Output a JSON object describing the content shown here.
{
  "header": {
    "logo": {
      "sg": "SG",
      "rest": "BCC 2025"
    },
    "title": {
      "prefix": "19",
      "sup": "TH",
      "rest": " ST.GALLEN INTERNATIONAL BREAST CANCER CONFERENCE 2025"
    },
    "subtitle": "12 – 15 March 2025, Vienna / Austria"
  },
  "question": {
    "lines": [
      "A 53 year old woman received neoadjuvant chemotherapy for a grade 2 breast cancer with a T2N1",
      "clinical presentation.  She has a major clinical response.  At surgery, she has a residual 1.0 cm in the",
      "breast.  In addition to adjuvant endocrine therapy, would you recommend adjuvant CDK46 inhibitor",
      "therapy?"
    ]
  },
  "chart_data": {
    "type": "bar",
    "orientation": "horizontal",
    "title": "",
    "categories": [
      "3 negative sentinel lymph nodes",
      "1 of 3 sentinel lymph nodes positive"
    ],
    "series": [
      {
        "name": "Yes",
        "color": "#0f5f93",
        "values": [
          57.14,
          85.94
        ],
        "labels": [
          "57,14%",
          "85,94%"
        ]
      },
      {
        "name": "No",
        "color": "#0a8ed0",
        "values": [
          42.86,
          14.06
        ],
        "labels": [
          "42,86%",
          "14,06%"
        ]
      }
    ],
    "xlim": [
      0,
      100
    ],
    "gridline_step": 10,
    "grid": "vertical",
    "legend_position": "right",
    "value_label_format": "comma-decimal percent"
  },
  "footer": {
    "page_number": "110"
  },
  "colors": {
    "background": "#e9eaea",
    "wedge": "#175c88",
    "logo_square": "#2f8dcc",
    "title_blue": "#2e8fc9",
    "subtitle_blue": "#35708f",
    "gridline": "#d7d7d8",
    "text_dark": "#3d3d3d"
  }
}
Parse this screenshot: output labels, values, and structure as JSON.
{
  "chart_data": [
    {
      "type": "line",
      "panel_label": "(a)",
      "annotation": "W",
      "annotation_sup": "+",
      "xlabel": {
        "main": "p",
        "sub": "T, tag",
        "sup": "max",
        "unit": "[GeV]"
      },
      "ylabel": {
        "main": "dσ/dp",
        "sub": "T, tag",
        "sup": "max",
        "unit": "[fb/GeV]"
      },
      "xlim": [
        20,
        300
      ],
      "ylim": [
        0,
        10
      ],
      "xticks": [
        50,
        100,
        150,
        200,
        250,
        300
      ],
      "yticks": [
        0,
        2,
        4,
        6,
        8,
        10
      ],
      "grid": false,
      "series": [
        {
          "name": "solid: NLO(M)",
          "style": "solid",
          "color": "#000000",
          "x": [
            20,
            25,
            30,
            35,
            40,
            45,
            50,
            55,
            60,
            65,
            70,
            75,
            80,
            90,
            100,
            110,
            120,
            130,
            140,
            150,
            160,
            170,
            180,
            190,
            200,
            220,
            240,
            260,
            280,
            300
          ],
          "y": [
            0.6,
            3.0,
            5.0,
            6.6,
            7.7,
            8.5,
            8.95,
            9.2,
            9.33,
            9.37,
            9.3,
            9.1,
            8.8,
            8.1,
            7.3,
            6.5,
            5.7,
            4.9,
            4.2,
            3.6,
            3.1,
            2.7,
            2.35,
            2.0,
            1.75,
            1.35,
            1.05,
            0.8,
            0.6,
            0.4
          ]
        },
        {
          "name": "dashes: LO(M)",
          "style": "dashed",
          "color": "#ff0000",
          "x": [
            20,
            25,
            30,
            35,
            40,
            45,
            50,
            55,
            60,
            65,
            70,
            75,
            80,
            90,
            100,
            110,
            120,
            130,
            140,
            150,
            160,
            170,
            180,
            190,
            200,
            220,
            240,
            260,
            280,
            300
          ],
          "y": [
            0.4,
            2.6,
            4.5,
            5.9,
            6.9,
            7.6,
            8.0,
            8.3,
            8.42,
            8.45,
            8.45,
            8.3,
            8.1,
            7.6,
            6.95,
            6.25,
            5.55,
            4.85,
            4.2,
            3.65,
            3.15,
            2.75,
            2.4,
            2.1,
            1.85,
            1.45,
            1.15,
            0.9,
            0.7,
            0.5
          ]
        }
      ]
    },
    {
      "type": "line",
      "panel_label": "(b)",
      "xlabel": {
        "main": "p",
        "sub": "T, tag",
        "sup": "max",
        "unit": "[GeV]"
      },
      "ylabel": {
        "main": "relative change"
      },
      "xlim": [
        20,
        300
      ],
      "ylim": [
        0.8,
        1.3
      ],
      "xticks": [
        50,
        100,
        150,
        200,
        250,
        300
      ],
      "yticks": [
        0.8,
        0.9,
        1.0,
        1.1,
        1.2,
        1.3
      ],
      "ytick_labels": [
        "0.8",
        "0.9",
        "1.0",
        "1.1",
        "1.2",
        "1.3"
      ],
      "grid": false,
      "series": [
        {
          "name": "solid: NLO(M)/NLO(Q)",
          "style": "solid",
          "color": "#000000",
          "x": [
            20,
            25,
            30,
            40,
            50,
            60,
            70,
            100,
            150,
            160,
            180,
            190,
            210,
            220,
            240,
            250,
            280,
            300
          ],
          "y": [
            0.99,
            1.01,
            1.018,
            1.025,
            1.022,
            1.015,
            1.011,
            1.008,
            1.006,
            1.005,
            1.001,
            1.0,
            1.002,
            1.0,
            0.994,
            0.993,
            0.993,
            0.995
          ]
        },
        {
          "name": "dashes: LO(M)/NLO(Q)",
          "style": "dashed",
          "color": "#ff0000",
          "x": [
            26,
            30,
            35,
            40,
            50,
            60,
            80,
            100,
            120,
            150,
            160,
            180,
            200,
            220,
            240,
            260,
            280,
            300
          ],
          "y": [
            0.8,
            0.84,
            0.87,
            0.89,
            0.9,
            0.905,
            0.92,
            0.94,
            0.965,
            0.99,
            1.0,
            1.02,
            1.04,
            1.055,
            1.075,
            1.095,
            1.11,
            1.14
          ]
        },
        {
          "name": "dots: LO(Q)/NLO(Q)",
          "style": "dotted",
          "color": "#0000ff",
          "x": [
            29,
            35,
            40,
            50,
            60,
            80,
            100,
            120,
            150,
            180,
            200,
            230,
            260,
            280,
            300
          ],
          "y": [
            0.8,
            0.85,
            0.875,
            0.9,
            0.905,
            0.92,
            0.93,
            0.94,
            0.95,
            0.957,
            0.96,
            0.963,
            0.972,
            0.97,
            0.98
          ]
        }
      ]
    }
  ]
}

|---|

**TASK DIRECTIONS**
Using the listing above, retype each line exactly.

**SOLUTION FOR THIS PROBLEM**
Output a JSON object describing the content shown here.
{
  "header": {
    "logo": {
      "sg": "SG",
      "rest": "BCC 2025"
    },
    "title": {
      "prefix": "19",
      "sup": "TH",
      "rest": " ST.GALLEN INTERNATIONAL BREAST CANCER CONFERENCE 2025"
    },
    "subtitle": "12 – 15 March 2025, Vienna / Austria"
  },
  "question": {
    "lines": [
      "A 53 year old woman received neoadjuvant chemotherapy for a grade 2 breast cancer with a T2N1",
      "clinical presentation.  She has a major clinical response.  At surgery, she has a residual 1.0 cm in the",
      "breast.  In addition to adjuvant endocrine therapy, would you recommend adjuvant CDK46 inhibitor",
      "therapy?"
    ]
  },
  "chart_data": {
    "type": "bar",
    "orientation": "horizontal",
    "title": "",
    "categories": [
      "3 negative sentinel lymph nodes",
      "1 of 3 sentinel lymph nodes positive"
    ],
    "series": [
      {
        "name": "Yes",
        "color": "#0f5f93",
        "values": [
          57.14,
          85.94
        ],
        "labels": [
          "57,14%",
          "85,94%"
        ]
      },
      {
        "name": "No",
        "color": "#0a8ed0",
        "values": [
          42.86,
          14.06
        ],
        "labels": [
          "42,86%",
          "14,06%"
        ]
      }
    ],
    "xlim": [
      0,
      100
    ],
    "gridline_step": 10,
    "grid": "vertical",
    "legend_position": "right",
    "value_label_format": "comma-decimal percent"
  },
  "footer": {
    "page_number": "110"
  },
  "colors": {
    "background": "#e9eaea",
    "wedge": "#175c88",
    "logo_square": "#2f8dcc",
    "title_blue": "#2e8fc9",
    "subtitle_blue": "#35708f",
    "gridline": "#d7d7d8",
    "text_dark": "#3d3d3d"
  }
}
Parse this screenshot: output labels, values, and structure as JSON.
{
  "chart_data": [
    {
      "type": "line",
      "panel_label": "(a)",
      "annotation": "W",
      "annotation_sup": "+",
      "xlabel": {
        "main": "p",
        "sub": "T, tag",
        "sup": "max",
        "unit": "[GeV]"
      },
      "ylabel": {
        "main": "dσ/dp",
        "sub": "T, tag",
        "sup": "max",
        "unit": "[fb/GeV]"
      },
      "xlim": [
        20,
        300
      ],
      "ylim": [
        0,
        10
      ],
      "xticks": [
        50,
        100,
        150,
        200,
        250,
        300
      ],
      "yticks": [
        0,
        2,
        4,
        6,
        8,
        10
      ],
      "grid": false,
      "series": [
        {
          "name": "solid: NLO(M)",
          "style": "solid",
          "color": "#000000",
          "x": [
            20,
            25,
            30,
            35,
            40,
            45,
            50,
            55,
            60,
            65,
            70,
            75,
            80,
            90,
            100,
            110,
            120,
            130,
            140,
            150,
            160,
            170,
            180,
            190,
            200,
            220,
            240,
            260,
            280,
            300
          ],
          "y": [
            0.6,
            3.0,
            5.0,
            6.6,
            7.7,
            8.5,
            8.95,
            9.2,
            9.33,
            9.37,
            9.3,
            9.1,
            8.8,
            8.1,
            7.3,
            6.5,
            5.7,
            4.9,
            4.2,
            3.6,
            3.1,
            2.7,
            2.35,
            2.0,
            1.75,
            1.35,
            1.05,
            0.8,
            0.6,
            0.4
          ]
        },
        {
          "name": "dashes: LO(M)",
          "style": "dashed",
          "color": "#ff0000",
          "x": [
            20,
            25,
            30,
            35,
            40,
            45,
            50,
            55,
            60,
            65,
            70,
            75,
            80,
            90,
            100,
            110,
            120,
            130,
            140,
            150,
            160,
            170,
            180,
            190,
            200,
            220,
            240,
            260,
            280,
            300
          ],
          "y": [
            0.4,
            2.6,
            4.5,
            5.9,
            6.9,
            7.6,
            8.0,
            8.3,
            8.42,
            8.45,
            8.45,
            8.3,
            8.1,
            7.6,
            6.95,
            6.25,
            5.55,
            4.85,
            4.2,
            3.65,
            3.15,
            2.75,
            2.4,
            2.1,
            1.85,
            1.45,
            1.15,
            0.9,
            0.7,
            0.5
          ]
        }
      ]
    },
    {
      "type": "line",
      "panel_label": "(b)",
      "xlabel": {
        "main": "p",
        "sub": "T, tag",
        "sup": "max",
        "unit": "[GeV]"
      },
      "ylabel": {
        "main": "relative change"
      },
      "xlim": [
        20,
        300
      ],
      "ylim": [
        0.8,
        1.3
      ],
      "xticks": [
        50,
        100,
        150,
        200,
        250,
        300
      ],
      "yticks": [
        0.8,
        0.9,
        1.0,
        1.1,
        1.2,
        1.3
      ],
      "ytick_labels": [
        "0.8",
        "0.9",
        "1.0",
        "1.1",
        "1.2",
        "1.3"
      ],
      "grid": false,
      "series": [
        {
          "name": "solid: NLO(M)/NLO(Q)",
          "style": "solid",
          "color": "#000000",
          "x": [
            20,
            25,
            30,
            40,
            50,
            60,
            70,
            100,
            150,
            160,
            180,
            190,
            210,
            220,
            240,
            250,
            280,
            300
          ],
          "y": [
            0.99,
            1.01,
            1.018,
            1.025,
            1.022,
            1.015,
            1.011,
            1.008,
            1.006,
            1.005,
            1.001,
            1.0,
            1.002,
            1.0,
            0.994,
            0.993,
            0.993,
            0.995
          ]
        },
        {
          "name": "dashes: LO(M)/NLO(Q)",
          "style": "dashed",
          "color": "#ff0000",
          "x": [
            26,
            30,
            35,
            40,
            50,
            60,
            80,
            100,
            120,
            150,
            160,
            180,
            200,
            220,
            240,
            260,
            280,
            300
          ],
          "y": [
            0.8,
            0.84,
            0.87,
            0.89,
            0.9,
            0.905,
            0.92,
            0.94,
            0.965,
            0.99,
            1.0,
            1.02,
            1.04,
            1.055,
            1.075,
            1.095,
            1.11,
            1.14
          ]
        },
        {
          "name": "dots: LO(Q)/NLO(Q)",
          "style": "dotted",
          "color": "#0000ff",
          "x": [
            29,
            35,
            40,
            50,
            60,
            80,
            100,
            120,
            150,
            180,
            200,
            230,
            260,
            280,
            300
          ],
          "y": [
            0.8,
            0.85,
            0.875,
            0.9,
            0.905,
            0.92,
            0.93,
            0.94,
            0.95,
            0.957,
            0.96,
            0.963,
            0.972,
            0.97,
            0.98
          ]
        }
      ]
    }
  ]
}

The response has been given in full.